_Entries supplied_.
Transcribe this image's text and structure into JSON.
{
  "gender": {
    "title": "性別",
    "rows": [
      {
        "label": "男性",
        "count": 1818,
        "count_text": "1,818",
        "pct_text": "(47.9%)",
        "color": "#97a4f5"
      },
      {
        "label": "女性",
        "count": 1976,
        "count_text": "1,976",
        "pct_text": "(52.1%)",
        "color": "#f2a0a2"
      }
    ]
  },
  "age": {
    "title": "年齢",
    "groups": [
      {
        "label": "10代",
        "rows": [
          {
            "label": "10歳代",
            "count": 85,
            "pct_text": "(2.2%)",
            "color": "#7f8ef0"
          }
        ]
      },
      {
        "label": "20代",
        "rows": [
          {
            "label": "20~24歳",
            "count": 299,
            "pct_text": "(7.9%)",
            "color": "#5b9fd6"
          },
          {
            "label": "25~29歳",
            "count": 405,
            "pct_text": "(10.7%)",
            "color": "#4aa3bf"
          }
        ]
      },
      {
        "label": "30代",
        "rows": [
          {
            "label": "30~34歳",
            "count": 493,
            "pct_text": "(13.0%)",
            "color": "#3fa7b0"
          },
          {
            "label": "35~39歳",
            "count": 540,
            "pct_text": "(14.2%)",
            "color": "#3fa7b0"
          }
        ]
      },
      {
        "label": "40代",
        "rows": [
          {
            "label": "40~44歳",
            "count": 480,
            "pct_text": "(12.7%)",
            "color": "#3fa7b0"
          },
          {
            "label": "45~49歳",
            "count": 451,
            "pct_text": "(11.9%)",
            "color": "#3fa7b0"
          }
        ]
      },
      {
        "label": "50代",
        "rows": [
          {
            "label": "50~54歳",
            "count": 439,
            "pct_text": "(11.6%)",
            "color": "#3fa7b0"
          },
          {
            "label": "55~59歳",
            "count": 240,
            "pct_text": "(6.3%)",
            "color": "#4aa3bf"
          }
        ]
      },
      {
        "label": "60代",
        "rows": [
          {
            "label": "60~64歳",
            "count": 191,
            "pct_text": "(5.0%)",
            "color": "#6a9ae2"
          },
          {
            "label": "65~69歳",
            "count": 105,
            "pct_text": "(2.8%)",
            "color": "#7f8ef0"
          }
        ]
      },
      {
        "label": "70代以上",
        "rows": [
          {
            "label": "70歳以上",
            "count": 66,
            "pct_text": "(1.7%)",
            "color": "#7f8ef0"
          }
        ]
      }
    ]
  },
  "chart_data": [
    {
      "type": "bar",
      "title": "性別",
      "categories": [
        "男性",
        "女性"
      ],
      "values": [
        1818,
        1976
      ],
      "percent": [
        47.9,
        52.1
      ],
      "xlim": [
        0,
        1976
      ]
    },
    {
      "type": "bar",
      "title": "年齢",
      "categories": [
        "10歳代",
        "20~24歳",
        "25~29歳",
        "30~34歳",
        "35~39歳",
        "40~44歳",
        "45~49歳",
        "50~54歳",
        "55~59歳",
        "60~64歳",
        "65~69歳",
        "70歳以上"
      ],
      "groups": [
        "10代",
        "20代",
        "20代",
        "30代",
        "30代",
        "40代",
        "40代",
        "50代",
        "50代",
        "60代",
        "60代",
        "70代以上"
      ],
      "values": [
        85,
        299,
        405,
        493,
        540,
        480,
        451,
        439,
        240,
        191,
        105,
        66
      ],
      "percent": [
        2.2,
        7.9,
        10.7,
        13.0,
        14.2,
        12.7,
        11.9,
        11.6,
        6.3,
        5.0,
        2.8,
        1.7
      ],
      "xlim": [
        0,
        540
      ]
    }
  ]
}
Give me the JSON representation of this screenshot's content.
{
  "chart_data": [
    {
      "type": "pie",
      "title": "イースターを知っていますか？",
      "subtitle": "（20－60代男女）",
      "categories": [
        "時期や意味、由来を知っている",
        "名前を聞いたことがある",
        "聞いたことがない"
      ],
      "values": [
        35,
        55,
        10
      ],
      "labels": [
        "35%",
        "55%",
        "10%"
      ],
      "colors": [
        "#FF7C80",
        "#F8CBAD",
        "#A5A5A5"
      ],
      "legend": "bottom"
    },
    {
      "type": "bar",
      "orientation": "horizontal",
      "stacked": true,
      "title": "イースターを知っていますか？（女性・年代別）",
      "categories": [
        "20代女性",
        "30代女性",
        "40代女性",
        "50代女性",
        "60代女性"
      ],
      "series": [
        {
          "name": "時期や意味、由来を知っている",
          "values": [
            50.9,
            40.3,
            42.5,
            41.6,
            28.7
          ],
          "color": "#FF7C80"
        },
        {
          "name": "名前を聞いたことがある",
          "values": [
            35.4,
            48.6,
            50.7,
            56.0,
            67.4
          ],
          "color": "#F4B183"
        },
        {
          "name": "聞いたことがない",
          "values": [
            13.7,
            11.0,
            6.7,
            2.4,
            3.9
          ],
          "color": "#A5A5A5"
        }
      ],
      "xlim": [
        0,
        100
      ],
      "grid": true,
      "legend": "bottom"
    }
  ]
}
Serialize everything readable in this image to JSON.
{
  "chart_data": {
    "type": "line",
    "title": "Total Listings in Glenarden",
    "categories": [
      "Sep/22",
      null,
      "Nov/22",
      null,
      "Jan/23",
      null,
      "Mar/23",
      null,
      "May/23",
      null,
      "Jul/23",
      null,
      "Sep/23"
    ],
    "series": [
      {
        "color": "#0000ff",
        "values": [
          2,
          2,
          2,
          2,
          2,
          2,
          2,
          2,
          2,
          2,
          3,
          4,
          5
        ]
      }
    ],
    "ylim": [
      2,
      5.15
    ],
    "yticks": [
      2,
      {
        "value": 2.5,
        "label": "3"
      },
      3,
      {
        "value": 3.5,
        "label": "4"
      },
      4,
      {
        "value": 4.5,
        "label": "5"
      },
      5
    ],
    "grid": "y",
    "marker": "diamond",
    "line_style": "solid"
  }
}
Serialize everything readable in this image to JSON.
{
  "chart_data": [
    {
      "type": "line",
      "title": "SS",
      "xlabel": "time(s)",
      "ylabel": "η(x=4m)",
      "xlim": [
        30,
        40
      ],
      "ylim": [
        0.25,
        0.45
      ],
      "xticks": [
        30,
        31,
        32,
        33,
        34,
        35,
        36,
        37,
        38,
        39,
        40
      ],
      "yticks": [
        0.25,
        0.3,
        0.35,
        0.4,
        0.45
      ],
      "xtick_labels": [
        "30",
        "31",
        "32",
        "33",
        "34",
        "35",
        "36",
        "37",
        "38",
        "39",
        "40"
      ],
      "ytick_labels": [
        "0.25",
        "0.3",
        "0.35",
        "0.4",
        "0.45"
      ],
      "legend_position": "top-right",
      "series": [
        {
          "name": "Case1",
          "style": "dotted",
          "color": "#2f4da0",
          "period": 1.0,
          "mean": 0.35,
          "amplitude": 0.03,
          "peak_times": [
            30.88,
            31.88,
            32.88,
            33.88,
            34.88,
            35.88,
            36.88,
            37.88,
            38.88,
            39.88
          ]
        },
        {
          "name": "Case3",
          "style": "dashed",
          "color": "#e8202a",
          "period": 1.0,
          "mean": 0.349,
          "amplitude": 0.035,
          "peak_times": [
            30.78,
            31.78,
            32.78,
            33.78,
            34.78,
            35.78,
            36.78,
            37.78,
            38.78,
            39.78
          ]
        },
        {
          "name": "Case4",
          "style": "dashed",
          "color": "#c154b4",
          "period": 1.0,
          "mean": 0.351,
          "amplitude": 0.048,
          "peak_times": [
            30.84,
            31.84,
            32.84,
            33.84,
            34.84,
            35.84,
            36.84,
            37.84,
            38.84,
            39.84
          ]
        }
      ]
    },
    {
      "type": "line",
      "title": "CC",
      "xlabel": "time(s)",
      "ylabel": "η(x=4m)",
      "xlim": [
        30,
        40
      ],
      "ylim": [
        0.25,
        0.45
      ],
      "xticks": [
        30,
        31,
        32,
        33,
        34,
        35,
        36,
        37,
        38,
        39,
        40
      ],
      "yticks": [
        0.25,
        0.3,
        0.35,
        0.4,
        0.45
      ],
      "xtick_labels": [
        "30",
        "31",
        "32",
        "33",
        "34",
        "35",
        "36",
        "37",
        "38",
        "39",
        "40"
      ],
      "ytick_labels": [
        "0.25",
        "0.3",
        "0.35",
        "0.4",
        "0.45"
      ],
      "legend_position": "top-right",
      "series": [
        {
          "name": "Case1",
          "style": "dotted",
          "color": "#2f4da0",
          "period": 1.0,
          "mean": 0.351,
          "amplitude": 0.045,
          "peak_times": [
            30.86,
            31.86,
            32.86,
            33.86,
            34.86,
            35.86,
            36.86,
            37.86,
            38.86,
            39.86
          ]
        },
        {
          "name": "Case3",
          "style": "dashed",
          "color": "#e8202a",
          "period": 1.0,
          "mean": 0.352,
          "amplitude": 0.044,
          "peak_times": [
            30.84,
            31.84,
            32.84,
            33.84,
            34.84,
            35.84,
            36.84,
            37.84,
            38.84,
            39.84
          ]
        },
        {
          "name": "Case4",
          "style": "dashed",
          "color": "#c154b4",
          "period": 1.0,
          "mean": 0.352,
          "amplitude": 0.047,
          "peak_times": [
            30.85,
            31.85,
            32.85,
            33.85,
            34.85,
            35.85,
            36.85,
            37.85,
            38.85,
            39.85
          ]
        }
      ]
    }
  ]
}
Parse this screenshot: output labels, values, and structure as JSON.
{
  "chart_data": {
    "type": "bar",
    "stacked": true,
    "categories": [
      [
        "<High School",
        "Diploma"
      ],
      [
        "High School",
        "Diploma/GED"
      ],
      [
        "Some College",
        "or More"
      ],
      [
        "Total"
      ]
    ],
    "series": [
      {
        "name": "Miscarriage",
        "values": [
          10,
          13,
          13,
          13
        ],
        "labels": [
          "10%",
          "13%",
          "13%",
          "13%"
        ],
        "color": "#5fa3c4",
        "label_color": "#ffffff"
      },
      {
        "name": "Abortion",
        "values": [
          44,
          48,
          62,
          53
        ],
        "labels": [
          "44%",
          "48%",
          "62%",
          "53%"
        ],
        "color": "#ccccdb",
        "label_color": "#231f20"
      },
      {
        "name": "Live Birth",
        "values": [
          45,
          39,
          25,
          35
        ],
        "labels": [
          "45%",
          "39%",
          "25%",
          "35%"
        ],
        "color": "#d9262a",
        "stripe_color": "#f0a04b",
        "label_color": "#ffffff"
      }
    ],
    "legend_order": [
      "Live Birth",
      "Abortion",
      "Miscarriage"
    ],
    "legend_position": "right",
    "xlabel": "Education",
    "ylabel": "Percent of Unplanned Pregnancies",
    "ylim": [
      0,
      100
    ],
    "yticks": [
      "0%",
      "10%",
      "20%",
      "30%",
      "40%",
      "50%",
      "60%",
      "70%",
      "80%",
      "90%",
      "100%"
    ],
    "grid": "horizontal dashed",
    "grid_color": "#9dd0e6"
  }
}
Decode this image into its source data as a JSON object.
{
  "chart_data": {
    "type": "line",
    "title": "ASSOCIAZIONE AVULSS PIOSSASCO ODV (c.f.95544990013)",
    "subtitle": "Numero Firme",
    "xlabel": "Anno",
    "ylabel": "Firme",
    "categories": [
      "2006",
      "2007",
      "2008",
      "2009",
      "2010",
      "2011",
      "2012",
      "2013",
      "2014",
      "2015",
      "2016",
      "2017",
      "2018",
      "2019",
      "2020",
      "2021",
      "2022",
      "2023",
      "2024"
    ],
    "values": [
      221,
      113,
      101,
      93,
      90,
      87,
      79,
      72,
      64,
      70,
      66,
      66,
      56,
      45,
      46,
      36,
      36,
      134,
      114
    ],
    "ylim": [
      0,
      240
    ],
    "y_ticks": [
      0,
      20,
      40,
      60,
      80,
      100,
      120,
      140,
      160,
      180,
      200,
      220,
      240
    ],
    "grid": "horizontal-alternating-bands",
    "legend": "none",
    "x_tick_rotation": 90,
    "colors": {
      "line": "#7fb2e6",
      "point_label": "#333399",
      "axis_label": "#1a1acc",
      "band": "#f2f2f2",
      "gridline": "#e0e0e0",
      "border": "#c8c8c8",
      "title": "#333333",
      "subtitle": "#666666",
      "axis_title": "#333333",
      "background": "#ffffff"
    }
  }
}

_Problem statement_. Your task is to gather every line with the word "into" and copy it.

_Solution to this exercise_.
Transcribe this image's text and structure into JSON.
Decode this image into its source data as a JSON object.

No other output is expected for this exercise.